## [EXERCISE DETAILS]
Identify every line in the records below that contains the word "Bahrenfeld", and reproduce each one.

(Stored data)
....
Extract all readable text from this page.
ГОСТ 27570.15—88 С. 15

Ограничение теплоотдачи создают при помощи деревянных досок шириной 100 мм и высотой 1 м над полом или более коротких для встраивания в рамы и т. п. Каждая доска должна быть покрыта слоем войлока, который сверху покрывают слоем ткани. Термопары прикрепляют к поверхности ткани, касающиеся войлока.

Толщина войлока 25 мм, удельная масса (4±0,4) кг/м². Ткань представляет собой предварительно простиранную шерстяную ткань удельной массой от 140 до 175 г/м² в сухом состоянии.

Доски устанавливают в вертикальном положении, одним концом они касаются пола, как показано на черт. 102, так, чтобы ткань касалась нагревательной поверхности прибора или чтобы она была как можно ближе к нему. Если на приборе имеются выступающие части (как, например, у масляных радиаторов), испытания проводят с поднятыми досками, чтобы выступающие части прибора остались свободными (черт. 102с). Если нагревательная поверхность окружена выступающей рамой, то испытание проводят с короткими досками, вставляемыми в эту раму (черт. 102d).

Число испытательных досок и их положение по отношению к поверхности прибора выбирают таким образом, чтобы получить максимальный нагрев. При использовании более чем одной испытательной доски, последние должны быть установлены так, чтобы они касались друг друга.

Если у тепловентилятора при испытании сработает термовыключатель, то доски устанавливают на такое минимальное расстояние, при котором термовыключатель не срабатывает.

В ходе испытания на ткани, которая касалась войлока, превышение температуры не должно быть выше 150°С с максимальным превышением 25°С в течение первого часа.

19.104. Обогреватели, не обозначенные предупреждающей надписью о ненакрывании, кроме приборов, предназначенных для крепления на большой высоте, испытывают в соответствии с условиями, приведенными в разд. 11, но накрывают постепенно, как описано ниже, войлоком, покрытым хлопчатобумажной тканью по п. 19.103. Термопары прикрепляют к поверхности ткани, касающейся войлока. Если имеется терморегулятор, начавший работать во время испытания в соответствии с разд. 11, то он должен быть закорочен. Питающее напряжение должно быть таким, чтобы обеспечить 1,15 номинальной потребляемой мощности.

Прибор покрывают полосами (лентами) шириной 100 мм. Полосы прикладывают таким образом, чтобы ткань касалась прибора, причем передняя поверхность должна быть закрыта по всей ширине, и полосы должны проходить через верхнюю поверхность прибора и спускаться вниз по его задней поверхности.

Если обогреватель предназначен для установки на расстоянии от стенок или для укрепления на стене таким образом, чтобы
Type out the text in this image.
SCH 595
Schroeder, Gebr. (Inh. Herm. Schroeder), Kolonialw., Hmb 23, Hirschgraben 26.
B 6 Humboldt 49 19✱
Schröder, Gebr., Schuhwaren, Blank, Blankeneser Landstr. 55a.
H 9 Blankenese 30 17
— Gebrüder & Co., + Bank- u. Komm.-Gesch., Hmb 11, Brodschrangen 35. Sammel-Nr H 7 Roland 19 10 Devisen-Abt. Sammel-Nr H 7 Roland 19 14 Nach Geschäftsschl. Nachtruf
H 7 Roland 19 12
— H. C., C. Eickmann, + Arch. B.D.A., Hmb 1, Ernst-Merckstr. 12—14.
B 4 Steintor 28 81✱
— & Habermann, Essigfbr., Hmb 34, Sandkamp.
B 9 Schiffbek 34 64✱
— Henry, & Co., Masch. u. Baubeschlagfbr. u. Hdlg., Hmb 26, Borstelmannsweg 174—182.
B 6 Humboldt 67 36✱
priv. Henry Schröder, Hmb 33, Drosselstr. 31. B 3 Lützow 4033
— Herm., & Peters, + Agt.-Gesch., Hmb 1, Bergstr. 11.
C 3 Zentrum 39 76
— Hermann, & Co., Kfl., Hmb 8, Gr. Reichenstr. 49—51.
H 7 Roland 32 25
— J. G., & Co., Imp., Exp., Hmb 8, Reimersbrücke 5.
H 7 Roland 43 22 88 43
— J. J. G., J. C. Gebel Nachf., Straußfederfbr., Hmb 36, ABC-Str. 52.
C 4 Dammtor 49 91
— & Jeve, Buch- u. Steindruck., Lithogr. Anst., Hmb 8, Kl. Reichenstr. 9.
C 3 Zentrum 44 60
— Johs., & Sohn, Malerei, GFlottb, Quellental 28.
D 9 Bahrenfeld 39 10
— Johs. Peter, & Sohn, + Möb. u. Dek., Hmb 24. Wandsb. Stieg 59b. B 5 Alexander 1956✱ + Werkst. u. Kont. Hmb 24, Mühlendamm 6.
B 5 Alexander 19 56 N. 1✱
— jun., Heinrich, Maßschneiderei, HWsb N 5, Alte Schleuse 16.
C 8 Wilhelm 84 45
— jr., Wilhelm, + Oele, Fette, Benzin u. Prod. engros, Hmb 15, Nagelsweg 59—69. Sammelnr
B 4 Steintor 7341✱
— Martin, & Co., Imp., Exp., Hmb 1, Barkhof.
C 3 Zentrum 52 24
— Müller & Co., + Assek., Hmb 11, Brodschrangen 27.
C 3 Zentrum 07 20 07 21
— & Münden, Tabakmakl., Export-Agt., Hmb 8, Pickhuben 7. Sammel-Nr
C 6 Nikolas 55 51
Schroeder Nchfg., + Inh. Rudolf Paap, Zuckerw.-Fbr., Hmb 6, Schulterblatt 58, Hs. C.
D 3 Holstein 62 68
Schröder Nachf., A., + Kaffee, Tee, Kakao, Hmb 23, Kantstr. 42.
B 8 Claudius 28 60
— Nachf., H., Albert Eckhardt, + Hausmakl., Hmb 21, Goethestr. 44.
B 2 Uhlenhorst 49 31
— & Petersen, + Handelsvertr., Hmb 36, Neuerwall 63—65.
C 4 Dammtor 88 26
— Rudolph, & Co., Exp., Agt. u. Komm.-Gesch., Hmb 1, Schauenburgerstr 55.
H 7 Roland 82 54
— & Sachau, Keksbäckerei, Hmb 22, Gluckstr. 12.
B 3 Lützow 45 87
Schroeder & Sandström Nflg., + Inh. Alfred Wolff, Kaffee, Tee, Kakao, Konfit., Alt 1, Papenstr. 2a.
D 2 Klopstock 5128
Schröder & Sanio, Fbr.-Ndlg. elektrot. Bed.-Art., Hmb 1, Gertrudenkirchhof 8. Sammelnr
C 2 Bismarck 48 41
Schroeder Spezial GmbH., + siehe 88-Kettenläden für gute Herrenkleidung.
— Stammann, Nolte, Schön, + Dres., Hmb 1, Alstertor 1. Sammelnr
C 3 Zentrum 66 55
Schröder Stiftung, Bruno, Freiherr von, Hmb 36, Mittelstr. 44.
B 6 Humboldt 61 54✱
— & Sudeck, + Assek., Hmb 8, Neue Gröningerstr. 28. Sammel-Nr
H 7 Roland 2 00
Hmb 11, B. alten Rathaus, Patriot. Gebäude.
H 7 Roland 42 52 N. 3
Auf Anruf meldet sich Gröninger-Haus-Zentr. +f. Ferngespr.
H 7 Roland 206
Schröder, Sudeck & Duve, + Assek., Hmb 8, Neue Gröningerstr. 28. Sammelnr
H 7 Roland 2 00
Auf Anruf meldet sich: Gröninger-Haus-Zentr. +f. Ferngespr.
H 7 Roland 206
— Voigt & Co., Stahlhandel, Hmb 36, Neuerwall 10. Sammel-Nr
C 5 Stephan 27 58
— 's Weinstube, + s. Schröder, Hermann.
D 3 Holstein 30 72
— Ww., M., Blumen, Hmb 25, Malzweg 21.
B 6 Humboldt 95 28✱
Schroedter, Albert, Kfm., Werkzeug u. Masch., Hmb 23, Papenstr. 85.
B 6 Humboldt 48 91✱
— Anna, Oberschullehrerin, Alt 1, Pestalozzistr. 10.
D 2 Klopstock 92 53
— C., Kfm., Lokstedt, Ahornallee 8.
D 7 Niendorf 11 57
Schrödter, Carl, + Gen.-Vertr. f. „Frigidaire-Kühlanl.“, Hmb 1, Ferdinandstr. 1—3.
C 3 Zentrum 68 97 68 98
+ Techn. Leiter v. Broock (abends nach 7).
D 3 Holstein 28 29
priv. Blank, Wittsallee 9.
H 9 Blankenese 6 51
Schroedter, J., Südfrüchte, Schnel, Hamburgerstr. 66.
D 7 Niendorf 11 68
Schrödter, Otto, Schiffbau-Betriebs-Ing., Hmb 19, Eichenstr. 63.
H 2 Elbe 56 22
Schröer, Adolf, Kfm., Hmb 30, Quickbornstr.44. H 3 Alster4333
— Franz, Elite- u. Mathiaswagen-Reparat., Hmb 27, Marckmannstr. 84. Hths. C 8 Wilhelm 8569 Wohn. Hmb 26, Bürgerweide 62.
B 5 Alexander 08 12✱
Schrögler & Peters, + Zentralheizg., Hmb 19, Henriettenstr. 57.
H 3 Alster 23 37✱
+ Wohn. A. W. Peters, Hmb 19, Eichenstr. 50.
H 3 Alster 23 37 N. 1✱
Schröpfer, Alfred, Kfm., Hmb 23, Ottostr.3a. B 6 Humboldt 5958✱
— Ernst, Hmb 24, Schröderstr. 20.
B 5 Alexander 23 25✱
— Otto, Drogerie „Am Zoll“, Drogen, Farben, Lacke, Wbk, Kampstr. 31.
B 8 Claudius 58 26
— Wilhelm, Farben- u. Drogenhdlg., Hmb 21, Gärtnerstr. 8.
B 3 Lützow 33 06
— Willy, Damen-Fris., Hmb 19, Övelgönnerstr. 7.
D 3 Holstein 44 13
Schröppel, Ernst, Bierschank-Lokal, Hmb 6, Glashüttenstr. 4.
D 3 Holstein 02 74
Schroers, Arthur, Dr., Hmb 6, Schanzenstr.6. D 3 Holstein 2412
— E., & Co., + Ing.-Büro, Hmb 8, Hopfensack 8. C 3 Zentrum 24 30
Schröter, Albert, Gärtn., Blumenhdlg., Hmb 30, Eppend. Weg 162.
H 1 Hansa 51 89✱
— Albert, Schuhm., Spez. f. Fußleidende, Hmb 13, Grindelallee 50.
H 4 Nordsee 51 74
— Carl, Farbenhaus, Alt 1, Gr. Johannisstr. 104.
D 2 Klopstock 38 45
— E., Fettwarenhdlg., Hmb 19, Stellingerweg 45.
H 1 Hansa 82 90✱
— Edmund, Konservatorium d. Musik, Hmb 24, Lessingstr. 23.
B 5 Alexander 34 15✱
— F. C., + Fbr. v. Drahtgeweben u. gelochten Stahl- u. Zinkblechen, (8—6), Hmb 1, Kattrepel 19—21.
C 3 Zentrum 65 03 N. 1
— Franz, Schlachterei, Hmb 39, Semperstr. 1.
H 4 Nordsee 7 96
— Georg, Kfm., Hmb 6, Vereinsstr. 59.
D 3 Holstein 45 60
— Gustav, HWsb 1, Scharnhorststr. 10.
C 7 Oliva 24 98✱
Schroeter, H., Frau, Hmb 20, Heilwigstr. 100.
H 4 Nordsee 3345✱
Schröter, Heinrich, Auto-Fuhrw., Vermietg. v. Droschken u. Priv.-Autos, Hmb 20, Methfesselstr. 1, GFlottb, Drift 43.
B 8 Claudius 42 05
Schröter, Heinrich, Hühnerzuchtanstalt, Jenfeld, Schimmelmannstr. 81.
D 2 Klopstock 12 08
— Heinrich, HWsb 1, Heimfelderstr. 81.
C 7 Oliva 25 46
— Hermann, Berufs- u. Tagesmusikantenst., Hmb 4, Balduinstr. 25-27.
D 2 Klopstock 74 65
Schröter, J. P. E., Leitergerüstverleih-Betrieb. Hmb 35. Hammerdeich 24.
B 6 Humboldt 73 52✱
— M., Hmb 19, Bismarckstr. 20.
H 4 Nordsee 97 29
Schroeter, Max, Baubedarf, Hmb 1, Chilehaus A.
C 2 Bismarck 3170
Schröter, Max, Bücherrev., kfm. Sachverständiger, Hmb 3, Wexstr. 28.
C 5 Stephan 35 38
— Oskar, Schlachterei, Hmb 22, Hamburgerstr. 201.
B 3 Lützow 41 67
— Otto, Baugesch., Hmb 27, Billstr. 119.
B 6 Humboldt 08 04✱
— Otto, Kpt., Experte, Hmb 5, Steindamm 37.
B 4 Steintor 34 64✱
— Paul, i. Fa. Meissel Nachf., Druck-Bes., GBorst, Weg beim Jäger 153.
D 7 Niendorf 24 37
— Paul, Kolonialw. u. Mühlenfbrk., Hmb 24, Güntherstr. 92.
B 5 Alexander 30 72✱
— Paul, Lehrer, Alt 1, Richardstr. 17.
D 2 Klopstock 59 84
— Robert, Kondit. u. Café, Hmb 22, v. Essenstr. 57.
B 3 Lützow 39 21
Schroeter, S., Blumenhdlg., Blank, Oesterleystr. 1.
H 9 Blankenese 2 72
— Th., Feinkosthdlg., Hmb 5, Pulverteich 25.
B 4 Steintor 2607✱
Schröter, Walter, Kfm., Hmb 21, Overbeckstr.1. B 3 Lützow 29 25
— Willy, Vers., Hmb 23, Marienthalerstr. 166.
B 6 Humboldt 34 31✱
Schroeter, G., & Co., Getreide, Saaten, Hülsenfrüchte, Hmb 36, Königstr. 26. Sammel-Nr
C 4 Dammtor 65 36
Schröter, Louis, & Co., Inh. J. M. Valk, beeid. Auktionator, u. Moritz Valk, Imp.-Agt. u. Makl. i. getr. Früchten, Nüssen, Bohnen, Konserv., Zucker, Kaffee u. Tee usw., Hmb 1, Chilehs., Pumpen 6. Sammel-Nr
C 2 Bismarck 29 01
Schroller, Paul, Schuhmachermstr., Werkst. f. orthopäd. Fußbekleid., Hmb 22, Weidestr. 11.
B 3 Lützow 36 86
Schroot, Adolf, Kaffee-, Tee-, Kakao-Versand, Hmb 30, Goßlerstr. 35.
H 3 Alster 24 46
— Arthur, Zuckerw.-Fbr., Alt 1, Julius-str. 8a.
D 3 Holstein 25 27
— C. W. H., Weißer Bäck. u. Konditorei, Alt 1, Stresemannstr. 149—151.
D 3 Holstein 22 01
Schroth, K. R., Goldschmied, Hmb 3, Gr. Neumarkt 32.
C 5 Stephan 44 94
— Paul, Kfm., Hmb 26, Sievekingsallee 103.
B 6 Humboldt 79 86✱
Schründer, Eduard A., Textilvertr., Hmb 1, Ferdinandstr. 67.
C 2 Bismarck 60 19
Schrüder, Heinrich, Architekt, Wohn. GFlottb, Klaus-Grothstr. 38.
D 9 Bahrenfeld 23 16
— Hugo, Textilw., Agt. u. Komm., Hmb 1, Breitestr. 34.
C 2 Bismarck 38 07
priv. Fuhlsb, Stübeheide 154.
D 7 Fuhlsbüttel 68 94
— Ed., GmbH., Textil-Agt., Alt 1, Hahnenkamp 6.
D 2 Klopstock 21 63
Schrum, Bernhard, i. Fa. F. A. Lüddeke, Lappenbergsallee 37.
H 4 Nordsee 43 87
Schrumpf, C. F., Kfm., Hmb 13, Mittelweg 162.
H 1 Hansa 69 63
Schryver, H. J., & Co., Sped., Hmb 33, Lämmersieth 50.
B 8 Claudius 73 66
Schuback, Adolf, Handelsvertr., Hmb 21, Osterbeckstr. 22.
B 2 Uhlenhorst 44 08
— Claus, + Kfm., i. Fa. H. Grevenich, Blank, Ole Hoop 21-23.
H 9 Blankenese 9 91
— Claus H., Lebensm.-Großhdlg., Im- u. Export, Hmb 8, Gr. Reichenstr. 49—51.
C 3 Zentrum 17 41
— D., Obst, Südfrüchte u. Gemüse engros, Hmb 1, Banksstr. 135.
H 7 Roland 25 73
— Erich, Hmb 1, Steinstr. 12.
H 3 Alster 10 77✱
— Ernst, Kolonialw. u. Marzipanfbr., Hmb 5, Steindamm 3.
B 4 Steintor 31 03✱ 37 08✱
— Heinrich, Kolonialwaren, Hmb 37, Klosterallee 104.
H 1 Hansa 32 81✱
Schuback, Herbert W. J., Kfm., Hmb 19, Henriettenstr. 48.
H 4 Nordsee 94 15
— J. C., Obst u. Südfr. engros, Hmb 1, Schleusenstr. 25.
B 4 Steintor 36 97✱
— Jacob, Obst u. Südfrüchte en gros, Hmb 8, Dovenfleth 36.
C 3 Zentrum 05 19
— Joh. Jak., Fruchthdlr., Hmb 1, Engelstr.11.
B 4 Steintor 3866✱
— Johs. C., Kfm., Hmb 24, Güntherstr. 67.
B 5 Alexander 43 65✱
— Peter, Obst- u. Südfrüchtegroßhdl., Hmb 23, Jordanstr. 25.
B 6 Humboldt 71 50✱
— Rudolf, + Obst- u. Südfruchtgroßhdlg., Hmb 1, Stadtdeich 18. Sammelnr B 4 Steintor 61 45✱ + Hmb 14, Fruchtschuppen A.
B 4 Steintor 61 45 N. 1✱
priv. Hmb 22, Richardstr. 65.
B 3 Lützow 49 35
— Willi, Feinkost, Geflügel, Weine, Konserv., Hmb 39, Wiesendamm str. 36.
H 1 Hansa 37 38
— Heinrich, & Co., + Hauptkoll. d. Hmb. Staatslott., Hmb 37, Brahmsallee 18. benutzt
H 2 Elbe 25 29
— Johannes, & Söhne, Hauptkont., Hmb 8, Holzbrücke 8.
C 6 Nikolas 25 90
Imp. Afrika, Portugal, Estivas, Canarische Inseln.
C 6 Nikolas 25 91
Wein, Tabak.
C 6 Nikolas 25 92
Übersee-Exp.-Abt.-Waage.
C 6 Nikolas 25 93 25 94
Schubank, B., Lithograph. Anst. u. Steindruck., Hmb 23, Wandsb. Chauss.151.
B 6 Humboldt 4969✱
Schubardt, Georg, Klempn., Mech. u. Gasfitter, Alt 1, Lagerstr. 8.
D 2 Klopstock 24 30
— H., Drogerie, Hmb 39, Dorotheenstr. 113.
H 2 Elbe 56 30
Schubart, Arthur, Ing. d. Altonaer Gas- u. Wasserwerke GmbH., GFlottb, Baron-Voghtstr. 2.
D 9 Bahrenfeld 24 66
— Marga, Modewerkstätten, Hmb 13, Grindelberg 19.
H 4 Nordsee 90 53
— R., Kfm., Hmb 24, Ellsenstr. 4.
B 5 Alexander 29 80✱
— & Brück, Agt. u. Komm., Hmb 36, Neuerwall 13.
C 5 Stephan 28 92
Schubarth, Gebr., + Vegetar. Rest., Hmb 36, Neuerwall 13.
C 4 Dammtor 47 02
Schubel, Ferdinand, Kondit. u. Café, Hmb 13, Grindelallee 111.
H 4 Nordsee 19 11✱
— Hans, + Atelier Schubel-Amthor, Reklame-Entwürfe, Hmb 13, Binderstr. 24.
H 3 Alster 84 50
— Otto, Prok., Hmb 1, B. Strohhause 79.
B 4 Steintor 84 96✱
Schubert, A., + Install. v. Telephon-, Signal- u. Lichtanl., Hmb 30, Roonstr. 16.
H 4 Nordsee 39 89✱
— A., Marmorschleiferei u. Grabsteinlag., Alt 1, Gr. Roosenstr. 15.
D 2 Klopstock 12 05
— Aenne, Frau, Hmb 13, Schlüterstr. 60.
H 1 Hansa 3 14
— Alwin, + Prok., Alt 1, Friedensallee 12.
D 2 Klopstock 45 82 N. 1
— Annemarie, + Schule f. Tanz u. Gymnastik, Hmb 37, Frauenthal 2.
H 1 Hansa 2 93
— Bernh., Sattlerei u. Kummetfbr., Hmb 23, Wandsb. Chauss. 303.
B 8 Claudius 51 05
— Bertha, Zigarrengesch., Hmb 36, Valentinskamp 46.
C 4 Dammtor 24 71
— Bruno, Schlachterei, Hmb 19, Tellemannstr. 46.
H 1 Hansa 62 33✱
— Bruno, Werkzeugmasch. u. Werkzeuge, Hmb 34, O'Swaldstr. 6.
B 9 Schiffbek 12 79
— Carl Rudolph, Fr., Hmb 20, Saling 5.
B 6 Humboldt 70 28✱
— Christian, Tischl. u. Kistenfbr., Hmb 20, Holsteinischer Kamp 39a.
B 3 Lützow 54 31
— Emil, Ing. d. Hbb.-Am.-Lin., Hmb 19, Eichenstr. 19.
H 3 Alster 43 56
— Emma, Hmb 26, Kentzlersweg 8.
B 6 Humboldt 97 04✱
....
## [RESULT OF THIS TASK]
D 9 Bahrenfeld 39 10
D 9 Bahrenfeld 23 16
D 9 Bahrenfeld 24 66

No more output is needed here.